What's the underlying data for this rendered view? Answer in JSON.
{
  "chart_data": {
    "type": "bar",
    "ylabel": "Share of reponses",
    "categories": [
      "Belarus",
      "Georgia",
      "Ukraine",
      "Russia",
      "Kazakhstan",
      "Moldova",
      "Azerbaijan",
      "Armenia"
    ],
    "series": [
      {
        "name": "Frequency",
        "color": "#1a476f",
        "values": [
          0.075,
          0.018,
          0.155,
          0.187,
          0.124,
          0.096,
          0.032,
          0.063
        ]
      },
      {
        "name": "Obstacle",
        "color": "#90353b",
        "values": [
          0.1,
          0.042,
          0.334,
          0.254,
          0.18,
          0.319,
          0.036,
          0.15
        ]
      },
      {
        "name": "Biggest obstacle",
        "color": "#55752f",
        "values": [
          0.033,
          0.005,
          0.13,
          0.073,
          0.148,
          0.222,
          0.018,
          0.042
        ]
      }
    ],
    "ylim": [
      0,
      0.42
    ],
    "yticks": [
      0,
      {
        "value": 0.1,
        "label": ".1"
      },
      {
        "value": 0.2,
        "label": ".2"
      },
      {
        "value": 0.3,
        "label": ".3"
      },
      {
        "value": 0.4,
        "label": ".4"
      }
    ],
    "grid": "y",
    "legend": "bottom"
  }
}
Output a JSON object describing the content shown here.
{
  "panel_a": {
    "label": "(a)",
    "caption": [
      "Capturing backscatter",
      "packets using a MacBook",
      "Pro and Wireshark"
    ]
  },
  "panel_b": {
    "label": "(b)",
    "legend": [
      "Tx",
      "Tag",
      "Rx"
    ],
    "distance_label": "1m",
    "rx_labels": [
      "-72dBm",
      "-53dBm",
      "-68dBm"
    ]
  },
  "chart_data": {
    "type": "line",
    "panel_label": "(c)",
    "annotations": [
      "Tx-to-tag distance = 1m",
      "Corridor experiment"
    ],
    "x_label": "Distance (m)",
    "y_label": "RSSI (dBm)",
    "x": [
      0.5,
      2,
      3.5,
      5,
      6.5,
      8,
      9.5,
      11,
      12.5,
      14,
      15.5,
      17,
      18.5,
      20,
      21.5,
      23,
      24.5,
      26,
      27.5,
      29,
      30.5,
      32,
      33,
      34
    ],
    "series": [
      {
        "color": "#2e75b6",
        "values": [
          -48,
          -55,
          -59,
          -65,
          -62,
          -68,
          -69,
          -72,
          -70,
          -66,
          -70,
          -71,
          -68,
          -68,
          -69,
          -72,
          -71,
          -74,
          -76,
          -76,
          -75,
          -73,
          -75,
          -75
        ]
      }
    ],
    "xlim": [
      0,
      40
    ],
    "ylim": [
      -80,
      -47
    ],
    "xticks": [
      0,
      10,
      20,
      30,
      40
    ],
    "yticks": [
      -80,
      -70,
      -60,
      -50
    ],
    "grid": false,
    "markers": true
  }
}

○ ○ ○ ○

== Given instruction ==
Copy out every line of the listing that includes the string "name".

== Finished exercise ==
        "name": "Frequency",
        "name": "Obstacle",
        "name": "Biggest obstacle",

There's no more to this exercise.